_EXERCISE AIM_
Each record below must be returned exactly as shown.

^^^^^^^^^^^^^^^^

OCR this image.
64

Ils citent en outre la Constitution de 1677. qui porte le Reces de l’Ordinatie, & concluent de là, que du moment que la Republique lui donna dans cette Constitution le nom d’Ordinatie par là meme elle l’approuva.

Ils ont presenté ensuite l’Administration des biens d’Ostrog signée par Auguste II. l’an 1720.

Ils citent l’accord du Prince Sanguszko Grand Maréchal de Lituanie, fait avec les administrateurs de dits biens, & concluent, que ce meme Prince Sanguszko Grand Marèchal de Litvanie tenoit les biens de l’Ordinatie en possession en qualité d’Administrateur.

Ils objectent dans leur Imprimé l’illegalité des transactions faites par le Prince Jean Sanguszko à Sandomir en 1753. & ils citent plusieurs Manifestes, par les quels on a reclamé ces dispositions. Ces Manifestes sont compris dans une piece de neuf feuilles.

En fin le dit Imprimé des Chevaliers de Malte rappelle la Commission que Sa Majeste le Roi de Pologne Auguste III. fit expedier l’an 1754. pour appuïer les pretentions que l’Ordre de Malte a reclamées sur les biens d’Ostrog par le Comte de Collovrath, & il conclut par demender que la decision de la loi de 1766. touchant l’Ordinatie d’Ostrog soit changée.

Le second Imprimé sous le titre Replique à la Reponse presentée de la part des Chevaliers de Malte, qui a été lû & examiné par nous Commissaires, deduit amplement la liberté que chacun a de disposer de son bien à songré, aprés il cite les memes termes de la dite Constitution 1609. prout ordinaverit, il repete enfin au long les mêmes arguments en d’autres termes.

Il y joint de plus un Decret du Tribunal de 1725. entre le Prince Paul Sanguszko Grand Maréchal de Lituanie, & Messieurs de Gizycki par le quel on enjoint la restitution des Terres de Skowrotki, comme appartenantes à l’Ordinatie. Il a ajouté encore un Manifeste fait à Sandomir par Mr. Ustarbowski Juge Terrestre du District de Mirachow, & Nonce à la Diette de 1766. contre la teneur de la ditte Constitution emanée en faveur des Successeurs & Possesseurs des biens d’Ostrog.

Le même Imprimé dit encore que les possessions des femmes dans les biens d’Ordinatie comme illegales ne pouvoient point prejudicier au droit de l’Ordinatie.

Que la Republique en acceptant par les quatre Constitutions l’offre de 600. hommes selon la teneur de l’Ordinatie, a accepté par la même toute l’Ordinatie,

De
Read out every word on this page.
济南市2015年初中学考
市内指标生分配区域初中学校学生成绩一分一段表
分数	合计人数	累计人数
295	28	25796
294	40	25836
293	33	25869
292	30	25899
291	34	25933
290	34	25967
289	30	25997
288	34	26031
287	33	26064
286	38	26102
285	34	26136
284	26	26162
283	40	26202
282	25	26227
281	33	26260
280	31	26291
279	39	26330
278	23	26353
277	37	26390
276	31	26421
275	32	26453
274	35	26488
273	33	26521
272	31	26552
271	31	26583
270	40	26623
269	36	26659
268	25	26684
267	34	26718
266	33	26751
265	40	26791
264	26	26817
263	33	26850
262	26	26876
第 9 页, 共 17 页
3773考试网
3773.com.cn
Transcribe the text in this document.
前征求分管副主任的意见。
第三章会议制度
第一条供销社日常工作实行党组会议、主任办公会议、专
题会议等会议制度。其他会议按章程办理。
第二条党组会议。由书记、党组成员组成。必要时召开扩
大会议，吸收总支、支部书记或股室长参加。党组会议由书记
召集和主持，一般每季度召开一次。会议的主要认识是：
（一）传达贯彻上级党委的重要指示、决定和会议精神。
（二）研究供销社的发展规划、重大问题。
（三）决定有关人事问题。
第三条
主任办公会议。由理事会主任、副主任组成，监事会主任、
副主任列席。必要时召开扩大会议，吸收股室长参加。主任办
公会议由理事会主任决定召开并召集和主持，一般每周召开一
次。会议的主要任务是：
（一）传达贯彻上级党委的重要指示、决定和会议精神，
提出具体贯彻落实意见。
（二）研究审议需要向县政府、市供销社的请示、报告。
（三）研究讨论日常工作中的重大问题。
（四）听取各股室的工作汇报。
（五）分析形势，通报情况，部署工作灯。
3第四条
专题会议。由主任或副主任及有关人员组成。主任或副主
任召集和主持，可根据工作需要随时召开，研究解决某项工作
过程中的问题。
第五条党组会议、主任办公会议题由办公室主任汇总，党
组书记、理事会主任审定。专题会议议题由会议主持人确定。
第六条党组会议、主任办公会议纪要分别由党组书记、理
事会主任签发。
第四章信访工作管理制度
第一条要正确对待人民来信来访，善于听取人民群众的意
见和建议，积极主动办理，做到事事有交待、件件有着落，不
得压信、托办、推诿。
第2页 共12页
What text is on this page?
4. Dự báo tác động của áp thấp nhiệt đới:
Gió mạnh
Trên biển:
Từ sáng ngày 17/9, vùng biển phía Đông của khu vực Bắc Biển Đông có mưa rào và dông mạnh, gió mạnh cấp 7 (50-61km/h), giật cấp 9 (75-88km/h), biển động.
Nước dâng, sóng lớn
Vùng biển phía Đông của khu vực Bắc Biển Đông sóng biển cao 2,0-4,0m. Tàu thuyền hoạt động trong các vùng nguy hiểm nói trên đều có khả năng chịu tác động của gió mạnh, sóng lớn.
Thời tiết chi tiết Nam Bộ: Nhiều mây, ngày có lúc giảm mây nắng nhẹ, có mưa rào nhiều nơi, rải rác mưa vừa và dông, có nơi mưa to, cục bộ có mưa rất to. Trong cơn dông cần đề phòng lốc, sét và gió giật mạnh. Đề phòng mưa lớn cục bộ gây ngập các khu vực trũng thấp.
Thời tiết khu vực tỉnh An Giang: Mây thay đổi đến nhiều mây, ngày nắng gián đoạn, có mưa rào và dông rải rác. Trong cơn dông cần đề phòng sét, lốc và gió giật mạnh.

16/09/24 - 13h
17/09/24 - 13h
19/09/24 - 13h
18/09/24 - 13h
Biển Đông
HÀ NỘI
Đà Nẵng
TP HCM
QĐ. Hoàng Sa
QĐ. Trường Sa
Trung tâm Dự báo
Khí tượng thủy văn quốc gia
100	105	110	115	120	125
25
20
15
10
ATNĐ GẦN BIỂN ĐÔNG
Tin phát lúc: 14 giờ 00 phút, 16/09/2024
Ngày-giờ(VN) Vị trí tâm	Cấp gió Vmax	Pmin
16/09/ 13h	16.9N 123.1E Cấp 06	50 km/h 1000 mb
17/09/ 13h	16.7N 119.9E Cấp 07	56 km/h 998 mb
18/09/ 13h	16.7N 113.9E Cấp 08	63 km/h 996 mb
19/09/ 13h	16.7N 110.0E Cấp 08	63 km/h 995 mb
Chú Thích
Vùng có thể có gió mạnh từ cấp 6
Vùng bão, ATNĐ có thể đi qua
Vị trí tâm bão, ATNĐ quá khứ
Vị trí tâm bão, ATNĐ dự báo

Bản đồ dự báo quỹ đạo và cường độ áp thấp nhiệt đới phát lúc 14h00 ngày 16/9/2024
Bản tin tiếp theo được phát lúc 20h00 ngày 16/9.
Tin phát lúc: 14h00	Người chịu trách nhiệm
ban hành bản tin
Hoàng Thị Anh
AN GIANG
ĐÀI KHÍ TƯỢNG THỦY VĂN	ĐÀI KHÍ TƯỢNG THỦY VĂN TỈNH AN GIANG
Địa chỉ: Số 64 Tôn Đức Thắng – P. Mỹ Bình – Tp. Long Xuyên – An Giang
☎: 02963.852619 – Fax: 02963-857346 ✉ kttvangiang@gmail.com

^^^^^^^^^^^^^^^^

_TASK RESPONSE_
OCR this image.
64

Ils citent en outre la Constitution de 1677. qui porte le Reces de l’Ordinatie, & concluent de là, que du moment que la Republique lui donna dans cette Constitution le nom d’Ordinatie par là meme elle l’approuva.

Ils ont presenté ensuite l’Administration des biens d’Ostrog signée par Auguste II. l’an 1720.

Ils citent l’accord du Prince Sanguszko Grand Maréchal de Lituanie, fait avec les administrateurs de dits biens, & concluent, que ce meme Prince Sanguszko Grand Marèchal de Litvanie tenoit les biens de l’Ordinatie en possession en qualité d’Administrateur.

Ils objectent dans leur Imprimé l’illegalité des transactions faites par le Prince Jean Sanguszko à Sandomir en 1753. & ils citent plusieurs Manifestes, par les quels on a reclamé ces dispositions. Ces Manifestes sont compris dans une piece de neuf feuilles.

En fin le dit Imprimé des Chevaliers de Malte rappelle la Commission que Sa Majeste le Roi de Pologne Auguste III. fit expedier l’an 1754. pour appuïer les pretentions que l’Ordre de Malte a reclamées sur les biens d’Ostrog par le Comte de Collovrath, & il conclut par demender que la decision de la loi de 1766. touchant l’Ordinatie d’Ostrog soit changée.

Le second Imprimé sous le titre Replique à la Reponse presentée de la part des Chevaliers de Malte, qui a été lû & examiné par nous Commissaires, deduit amplement la liberté que chacun a de disposer de son bien à songré, aprés il cite les memes termes de la dite Constitution 1609. prout ordinaverit, il repete enfin au long les mêmes arguments en d’autres termes.

Il y joint de plus un Decret du Tribunal de 1725. entre le Prince Paul Sanguszko Grand Maréchal de Lituanie, & Messieurs de Gizycki par le quel on enjoint la restitution des Terres de Skowrotki, comme appartenantes à l’Ordinatie. Il a ajouté encore un Manifeste fait à Sandomir par Mr. Ustarbowski Juge Terrestre du District de Mirachow, & Nonce à la Diette de 1766. contre la teneur de la ditte Constitution emanée en faveur des Successeurs & Possesseurs des biens d’Ostrog.

Le même Imprimé dit encore que les possessions des femmes dans les biens d’Ordinatie comme illegales ne pouvoient point prejudicier au droit de l’Ordinatie.

Que la Republique en acceptant par les quatre Constitutions l’offre de 600. hommes selon la teneur de l’Ordinatie, a accepté par la même toute l’Ordinatie,

De
Read out every word on this page.
济南市2015年初中学考
市内指标生分配区域初中学校学生成绩一分一段表
分数	合计人数	累计人数
295	28	25796
294	40	25836
293	33	25869
292	30	25899
291	34	25933
290	34	25967
289	30	25997
288	34	26031
287	33	26064
286	38	26102
285	34	26136
284	26	26162
283	40	26202
282	25	26227
281	33	26260
280	31	26291
279	39	26330
278	23	26353
277	37	26390
276	31	26421
275	32	26453
274	35	26488
273	33	26521
272	31	26552
271	31	26583
270	40	26623
269	36	26659
268	25	26684
267	34	26718
266	33	26751
265	40	26791
264	26	26817
263	33	26850
262	26	26876
第 9 页, 共 17 页
3773考试网
3773.com.cn
Transcribe the text in this document.
前征求分管副主任的意见。
第三章会议制度
第一条供销社日常工作实行党组会议、主任办公会议、专
题会议等会议制度。其他会议按章程办理。
第二条党组会议。由书记、党组成员组成。必要时召开扩
大会议，吸收总支、支部书记或股室长参加。党组会议由书记
召集和主持，一般每季度召开一次。会议的主要认识是：
（一）传达贯彻上级党委的重要指示、决定和会议精神。
（二）研究供销社的发展规划、重大问题。
（三）决定有关人事问题。
第三条
主任办公会议。由理事会主任、副主任组成，监事会主任、
副主任列席。必要时召开扩大会议，吸收股室长参加。主任办
公会议由理事会主任决定召开并召集和主持，一般每周召开一
次。会议的主要任务是：
（一）传达贯彻上级党委的重要指示、决定和会议精神，
提出具体贯彻落实意见。
（二）研究审议需要向县政府、市供销社的请示、报告。
（三）研究讨论日常工作中的重大问题。
（四）听取各股室的工作汇报。
（五）分析形势，通报情况，部署工作灯。
3第四条
专题会议。由主任或副主任及有关人员组成。主任或副主
任召集和主持，可根据工作需要随时召开，研究解决某项工作
过程中的问题。
第五条党组会议、主任办公会议题由办公室主任汇总，党
组书记、理事会主任审定。专题会议议题由会议主持人确定。
第六条党组会议、主任办公会议纪要分别由党组书记、理
事会主任签发。
第四章信访工作管理制度
第一条要正确对待人民来信来访，善于听取人民群众的意
见和建议，积极主动办理，做到事事有交待、件件有着落，不
得压信、托办、推诿。
第2页 共12页
What text is on this page?
4. Dự báo tác động của áp thấp nhiệt đới:
Gió mạnh
Trên biển:
Từ sáng ngày 17/9, vùng biển phía Đông của khu vực Bắc Biển Đông có mưa rào và dông mạnh, gió mạnh cấp 7 (50-61km/h), giật cấp 9 (75-88km/h), biển động.
Nước dâng, sóng lớn
Vùng biển phía Đông của khu vực Bắc Biển Đông sóng biển cao 2,0-4,0m. Tàu thuyền hoạt động trong các vùng nguy hiểm nói trên đều có khả năng chịu tác động của gió mạnh, sóng lớn.
Thời tiết chi tiết Nam Bộ: Nhiều mây, ngày có lúc giảm mây nắng nhẹ, có mưa rào nhiều nơi, rải rác mưa vừa và dông, có nơi mưa to, cục bộ có mưa rất to. Trong cơn dông cần đề phòng lốc, sét và gió giật mạnh. Đề phòng mưa lớn cục bộ gây ngập các khu vực trũng thấp.
Thời tiết khu vực tỉnh An Giang: Mây thay đổi đến nhiều mây, ngày nắng gián đoạn, có mưa rào và dông rải rác. Trong cơn dông cần đề phòng sét, lốc và gió giật mạnh.

16/09/24 - 13h
17/09/24 - 13h
19/09/24 - 13h
18/09/24 - 13h
Biển Đông
HÀ NỘI
Đà Nẵng
TP HCM
QĐ. Hoàng Sa
QĐ. Trường Sa
Trung tâm Dự báo
Khí tượng thủy văn quốc gia
100	105	110	115	120	125
25
20
15
10
ATNĐ GẦN BIỂN ĐÔNG
Tin phát lúc: 14 giờ 00 phút, 16/09/2024
Ngày-giờ(VN) Vị trí tâm	Cấp gió Vmax	Pmin
16/09/ 13h	16.9N 123.1E Cấp 06	50 km/h 1000 mb
17/09/ 13h	16.7N 119.9E Cấp 07	56 km/h 998 mb
18/09/ 13h	16.7N 113.9E Cấp 08	63 km/h 996 mb
19/09/ 13h	16.7N 110.0E Cấp 08	63 km/h 995 mb
Chú Thích
Vùng có thể có gió mạnh từ cấp 6
Vùng bão, ATNĐ có thể đi qua
Vị trí tâm bão, ATNĐ quá khứ
Vị trí tâm bão, ATNĐ dự báo

Bản đồ dự báo quỹ đạo và cường độ áp thấp nhiệt đới phát lúc 14h00 ngày 16/9/2024
Bản tin tiếp theo được phát lúc 20h00 ngày 16/9.
Tin phát lúc: 14h00	Người chịu trách nhiệm
ban hành bản tin
Hoàng Thị Anh
AN GIANG
ĐÀI KHÍ TƯỢNG THỦY VĂN	ĐÀI KHÍ TƯỢNG THỦY VĂN TỈNH AN GIANG
Địa chỉ: Số 64 Tôn Đức Thắng – P. Mỹ Bình – Tp. Long Xuyên – An Giang
☎: 02963.852619 – Fax: 02963-857346 ✉ kttvangiang@gmail.com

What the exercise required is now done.